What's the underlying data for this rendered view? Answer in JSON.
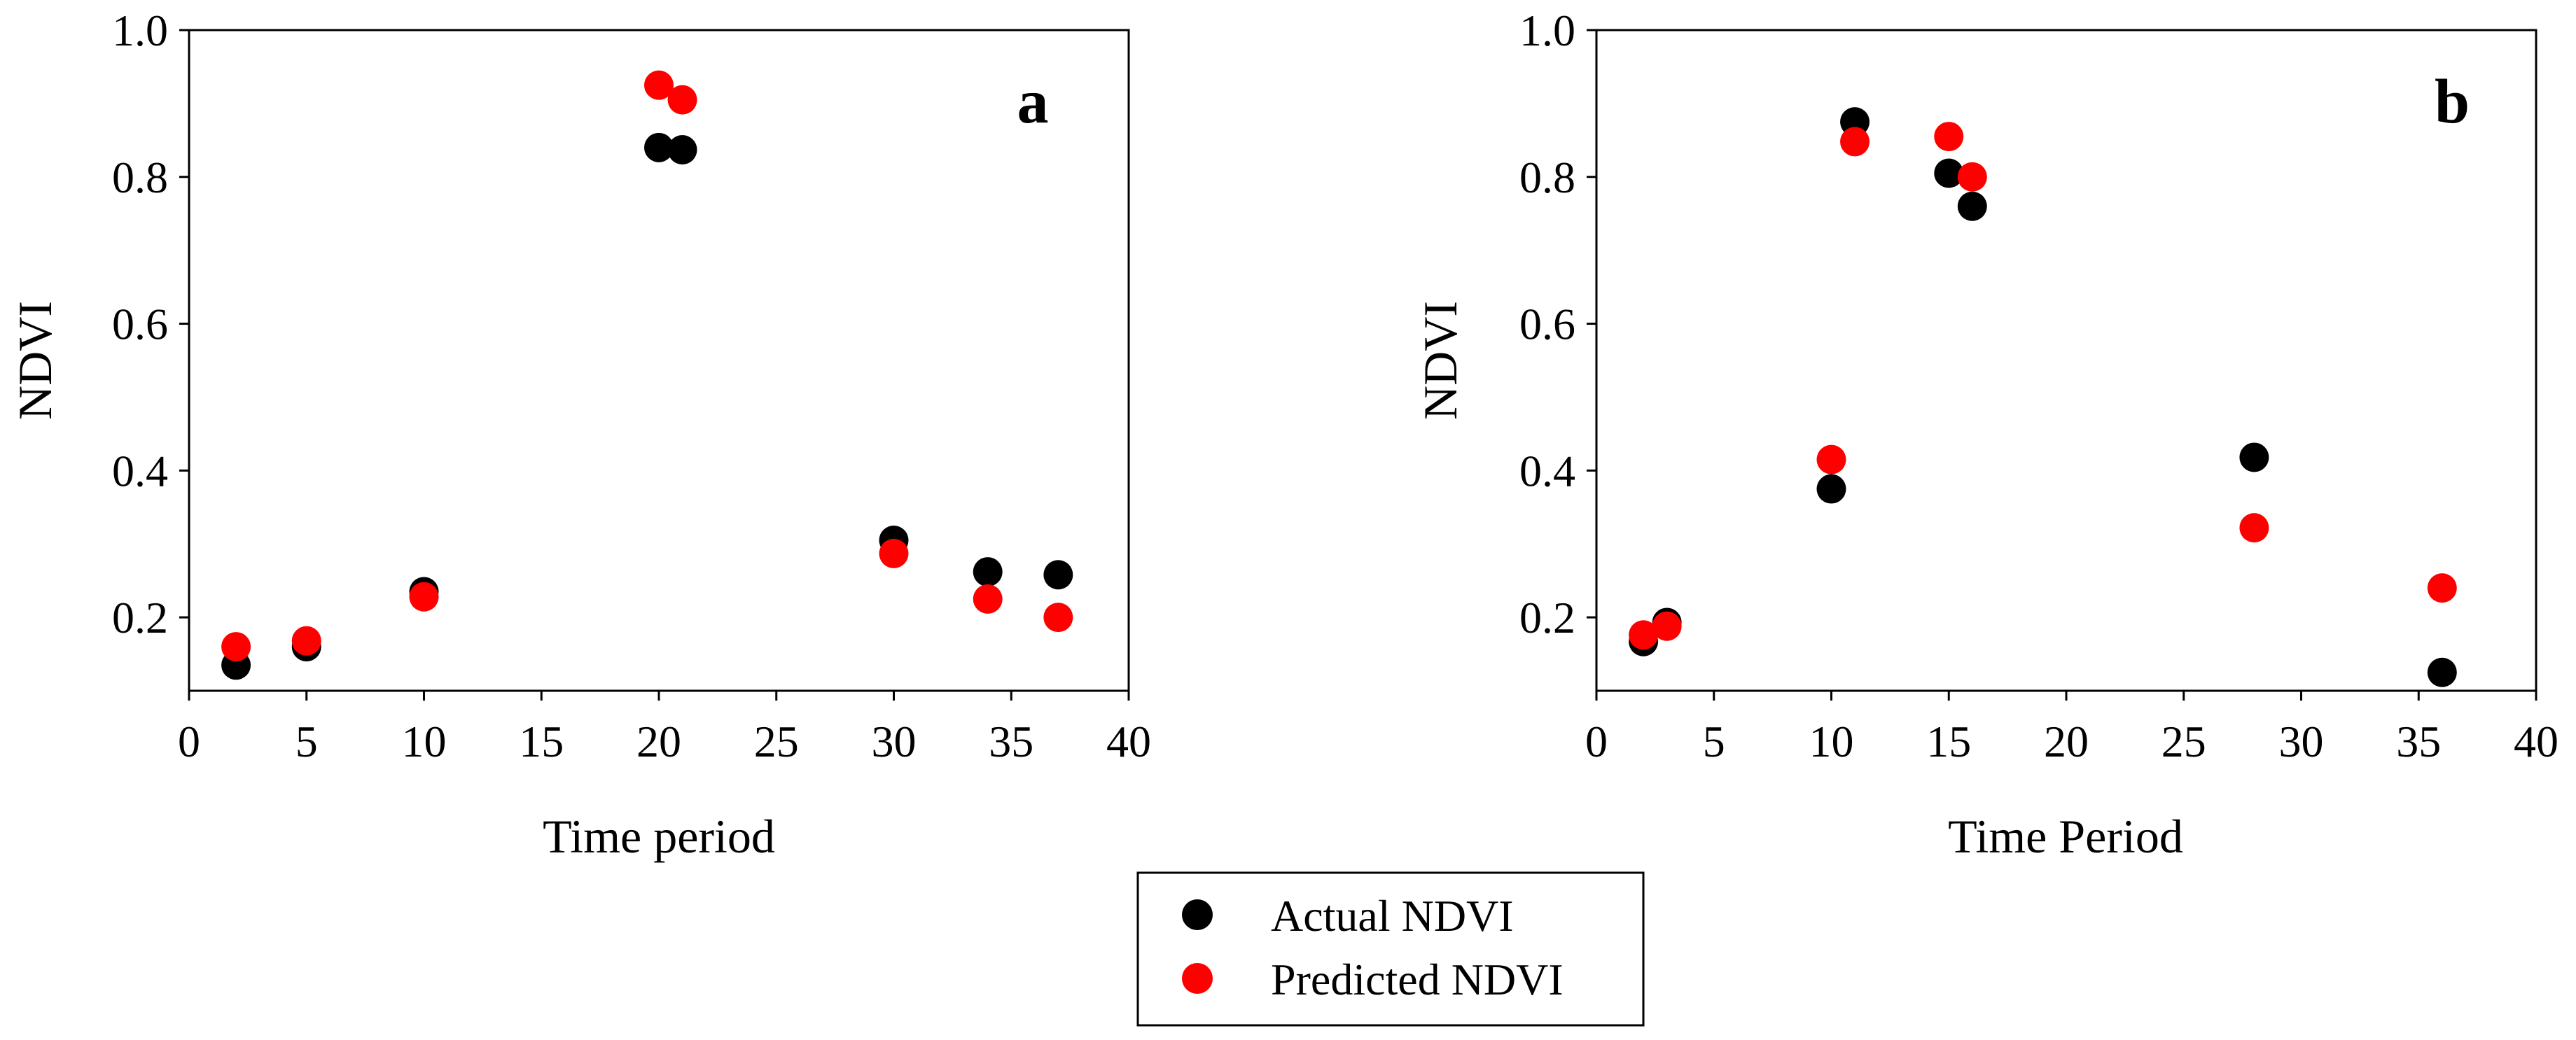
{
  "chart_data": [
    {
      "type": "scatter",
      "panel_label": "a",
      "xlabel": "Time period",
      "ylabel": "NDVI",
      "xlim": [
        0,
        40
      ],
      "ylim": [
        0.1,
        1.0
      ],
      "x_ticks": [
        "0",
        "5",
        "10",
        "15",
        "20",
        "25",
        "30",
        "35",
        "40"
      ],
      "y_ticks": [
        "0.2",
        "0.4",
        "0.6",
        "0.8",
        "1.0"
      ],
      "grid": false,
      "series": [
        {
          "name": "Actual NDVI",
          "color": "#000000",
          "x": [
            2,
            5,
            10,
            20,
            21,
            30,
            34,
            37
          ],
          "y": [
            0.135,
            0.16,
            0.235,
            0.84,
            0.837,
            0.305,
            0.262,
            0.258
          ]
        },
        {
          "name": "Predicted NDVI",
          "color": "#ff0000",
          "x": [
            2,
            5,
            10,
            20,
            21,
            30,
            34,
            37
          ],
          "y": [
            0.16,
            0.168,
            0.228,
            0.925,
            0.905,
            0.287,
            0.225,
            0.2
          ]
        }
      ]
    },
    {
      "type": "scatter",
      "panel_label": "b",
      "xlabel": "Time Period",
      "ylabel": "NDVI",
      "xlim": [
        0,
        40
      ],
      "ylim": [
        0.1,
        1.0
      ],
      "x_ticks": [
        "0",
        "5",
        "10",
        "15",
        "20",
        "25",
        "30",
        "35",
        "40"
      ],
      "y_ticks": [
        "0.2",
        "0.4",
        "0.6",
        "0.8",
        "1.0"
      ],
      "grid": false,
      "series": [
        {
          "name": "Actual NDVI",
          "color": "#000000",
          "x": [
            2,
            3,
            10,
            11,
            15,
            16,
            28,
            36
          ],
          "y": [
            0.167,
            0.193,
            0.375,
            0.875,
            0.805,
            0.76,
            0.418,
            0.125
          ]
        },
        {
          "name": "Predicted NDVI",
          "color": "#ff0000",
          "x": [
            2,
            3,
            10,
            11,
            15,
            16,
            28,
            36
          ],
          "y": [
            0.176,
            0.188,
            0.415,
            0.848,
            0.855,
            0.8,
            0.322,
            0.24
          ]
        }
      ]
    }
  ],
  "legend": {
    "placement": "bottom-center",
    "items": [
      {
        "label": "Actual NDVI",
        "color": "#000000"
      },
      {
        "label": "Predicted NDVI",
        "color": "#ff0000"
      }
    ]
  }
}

______

> Task brief
Give every record back exactly as it reads, with no images.

> The reply
What's the underlying data for this rendered view? Answer in JSON.
{
  "chart_data": [
    {
      "type": "scatter",
      "panel_label": "a",
      "xlabel": "Time period",
      "ylabel": "NDVI",
      "xlim": [
        0,
        40
      ],
      "ylim": [
        0.1,
        1.0
      ],
      "x_ticks": [
        "0",
        "5",
        "10",
        "15",
        "20",
        "25",
        "30",
        "35",
        "40"
      ],
      "y_ticks": [
        "0.2",
        "0.4",
        "0.6",
        "0.8",
        "1.0"
      ],
      "grid": false,
      "series": [
        {
          "name": "Actual NDVI",
          "color": "#000000",
          "x": [
            2,
            5,
            10,
            20,
            21,
            30,
            34,
            37
          ],
          "y": [
            0.135,
            0.16,
            0.235,
            0.84,
            0.837,
            0.305,
            0.262,
            0.258
          ]
        },
        {
          "name": "Predicted NDVI",
          "color": "#ff0000",
          "x": [
            2,
            5,
            10,
            20,
            21,
            30,
            34,
            37
          ],
          "y": [
            0.16,
            0.168,
            0.228,
            0.925,
            0.905,
            0.287,
            0.225,
            0.2
          ]
        }
      ]
    },
    {
      "type": "scatter",
      "panel_label": "b",
      "xlabel": "Time Period",
      "ylabel": "NDVI",
      "xlim": [
        0,
        40
      ],
      "ylim": [
        0.1,
        1.0
      ],
      "x_ticks": [
        "0",
        "5",
        "10",
        "15",
        "20",
        "25",
        "30",
        "35",
        "40"
      ],
      "y_ticks": [
        "0.2",
        "0.4",
        "0.6",
        "0.8",
        "1.0"
      ],
      "grid": false,
      "series": [
        {
          "name": "Actual NDVI",
          "color": "#000000",
          "x": [
            2,
            3,
            10,
            11,
            15,
            16,
            28,
            36
          ],
          "y": [
            0.167,
            0.193,
            0.375,
            0.875,
            0.805,
            0.76,
            0.418,
            0.125
          ]
        },
        {
          "name": "Predicted NDVI",
          "color": "#ff0000",
          "x": [
            2,
            3,
            10,
            11,
            15,
            16,
            28,
            36
          ],
          "y": [
            0.176,
            0.188,
            0.415,
            0.848,
            0.855,
            0.8,
            0.322,
            0.24
          ]
        }
      ]
    }
  ],
  "legend": {
    "placement": "bottom-center",
    "items": [
      {
        "label": "Actual NDVI",
        "color": "#000000"
      },
      {
        "label": "Predicted NDVI",
        "color": "#ff0000"
      }
    ]
  }
}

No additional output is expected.